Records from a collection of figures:
===
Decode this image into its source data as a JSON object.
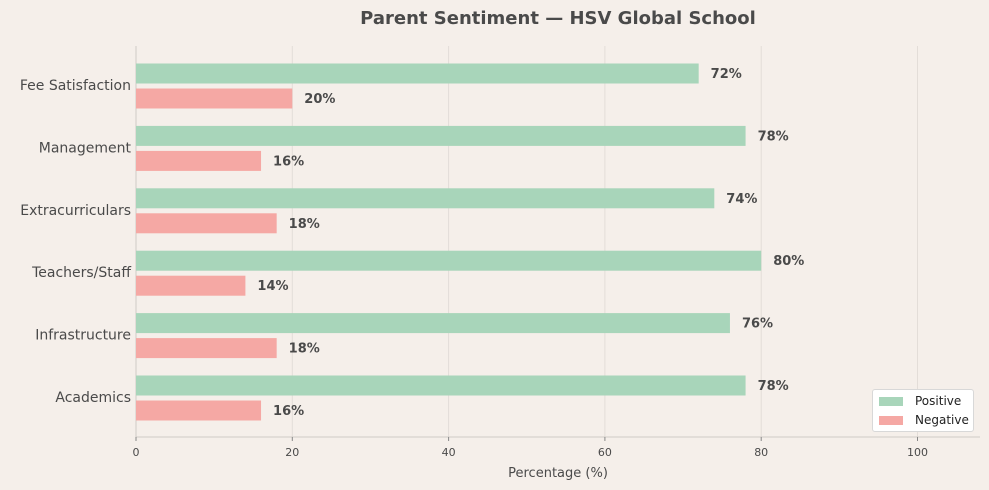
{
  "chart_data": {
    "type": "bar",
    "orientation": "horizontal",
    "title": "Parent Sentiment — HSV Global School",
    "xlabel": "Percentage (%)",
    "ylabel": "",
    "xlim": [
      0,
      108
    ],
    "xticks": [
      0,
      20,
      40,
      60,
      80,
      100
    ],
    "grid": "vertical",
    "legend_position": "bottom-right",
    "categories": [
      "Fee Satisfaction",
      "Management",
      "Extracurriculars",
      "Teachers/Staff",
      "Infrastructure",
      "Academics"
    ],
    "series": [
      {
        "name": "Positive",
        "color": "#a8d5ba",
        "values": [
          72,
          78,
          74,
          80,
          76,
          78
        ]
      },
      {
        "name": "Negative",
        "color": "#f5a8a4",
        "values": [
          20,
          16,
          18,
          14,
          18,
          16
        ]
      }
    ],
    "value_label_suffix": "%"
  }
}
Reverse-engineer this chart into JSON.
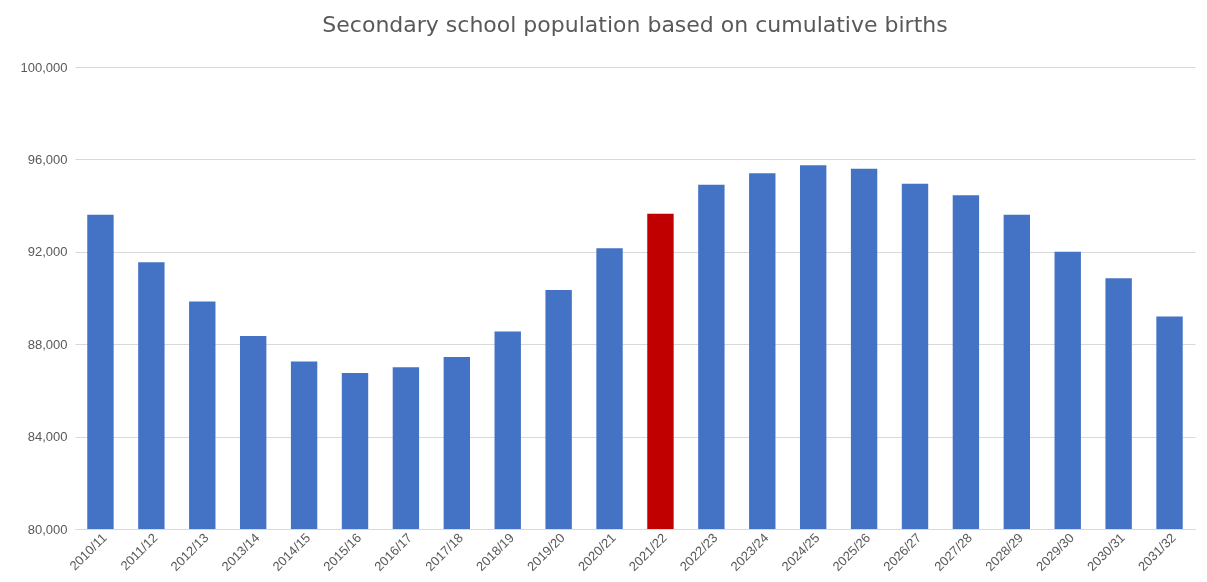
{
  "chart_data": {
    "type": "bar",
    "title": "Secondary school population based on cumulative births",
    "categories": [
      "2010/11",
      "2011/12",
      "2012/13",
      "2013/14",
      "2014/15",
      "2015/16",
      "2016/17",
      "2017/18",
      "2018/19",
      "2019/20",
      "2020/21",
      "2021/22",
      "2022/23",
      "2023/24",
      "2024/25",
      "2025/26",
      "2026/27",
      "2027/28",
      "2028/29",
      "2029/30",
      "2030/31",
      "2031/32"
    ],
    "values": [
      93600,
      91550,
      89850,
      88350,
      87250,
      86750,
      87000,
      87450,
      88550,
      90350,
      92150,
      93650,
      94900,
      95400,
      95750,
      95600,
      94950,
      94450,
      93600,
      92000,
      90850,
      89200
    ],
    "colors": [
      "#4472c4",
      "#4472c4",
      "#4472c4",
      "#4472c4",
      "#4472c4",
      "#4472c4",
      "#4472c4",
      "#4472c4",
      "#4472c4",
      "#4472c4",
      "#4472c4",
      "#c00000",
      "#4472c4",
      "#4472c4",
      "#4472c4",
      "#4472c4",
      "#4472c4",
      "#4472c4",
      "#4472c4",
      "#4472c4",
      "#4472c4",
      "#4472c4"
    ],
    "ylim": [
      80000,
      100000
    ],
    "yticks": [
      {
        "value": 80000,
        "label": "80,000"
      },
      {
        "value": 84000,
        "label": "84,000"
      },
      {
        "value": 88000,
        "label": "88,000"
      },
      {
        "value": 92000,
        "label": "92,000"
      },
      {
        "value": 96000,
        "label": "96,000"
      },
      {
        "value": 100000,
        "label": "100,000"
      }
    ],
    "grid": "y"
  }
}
===
● **REQUEST**
The records above should be reproduced exactly, with no pictures included.

● **TASK SOLUTION**
Decode this image into its source data as a JSON object.
{
  "chart_data": {
    "type": "bar",
    "orientation": "horizontal",
    "title": "Parent Sentiment — HSV Global School",
    "xlabel": "Percentage (%)",
    "ylabel": "",
    "xlim": [
      0,
      108
    ],
    "xticks": [
      0,
      20,
      40,
      60,
      80,
      100
    ],
    "grid": "vertical",
    "legend_position": "bottom-right",
    "categories": [
      "Fee Satisfaction",
      "Management",
      "Extracurriculars",
      "Teachers/Staff",
      "Infrastructure",
      "Academics"
    ],
    "series": [
      {
        "name": "Positive",
        "color": "#a8d5ba",
        "values": [
          72,
          78,
          74,
          80,
          76,
          78
        ]
      },
      {
        "name": "Negative",
        "color": "#f5a8a4",
        "values": [
          20,
          16,
          18,
          14,
          18,
          16
        ]
      }
    ],
    "value_label_suffix": "%"
  }
}
Reverse-engineer this chart into JSON.
{
  "chart_data": {
    "type": "bar",
    "title": "Secondary school population based on cumulative births",
    "categories": [
      "2010/11",
      "2011/12",
      "2012/13",
      "2013/14",
      "2014/15",
      "2015/16",
      "2016/17",
      "2017/18",
      "2018/19",
      "2019/20",
      "2020/21",
      "2021/22",
      "2022/23",
      "2023/24",
      "2024/25",
      "2025/26",
      "2026/27",
      "2027/28",
      "2028/29",
      "2029/30",
      "2030/31",
      "2031/32"
    ],
    "values": [
      93600,
      91550,
      89850,
      88350,
      87250,
      86750,
      87000,
      87450,
      88550,
      90350,
      92150,
      93650,
      94900,
      95400,
      95750,
      95600,
      94950,
      94450,
      93600,
      92000,
      90850,
      89200
    ],
    "colors": [
      "#4472c4",
      "#4472c4",
      "#4472c4",
      "#4472c4",
      "#4472c4",
      "#4472c4",
      "#4472c4",
      "#4472c4",
      "#4472c4",
      "#4472c4",
      "#4472c4",
      "#c00000",
      "#4472c4",
      "#4472c4",
      "#4472c4",
      "#4472c4",
      "#4472c4",
      "#4472c4",
      "#4472c4",
      "#4472c4",
      "#4472c4",
      "#4472c4"
    ],
    "ylim": [
      80000,
      100000
    ],
    "yticks": [
      {
        "value": 80000,
        "label": "80,000"
      },
      {
        "value": 84000,
        "label": "84,000"
      },
      {
        "value": 88000,
        "label": "88,000"
      },
      {
        "value": 92000,
        "label": "92,000"
      },
      {
        "value": 96000,
        "label": "96,000"
      },
      {
        "value": 100000,
        "label": "100,000"
      }
    ],
    "grid": "y"
  }
}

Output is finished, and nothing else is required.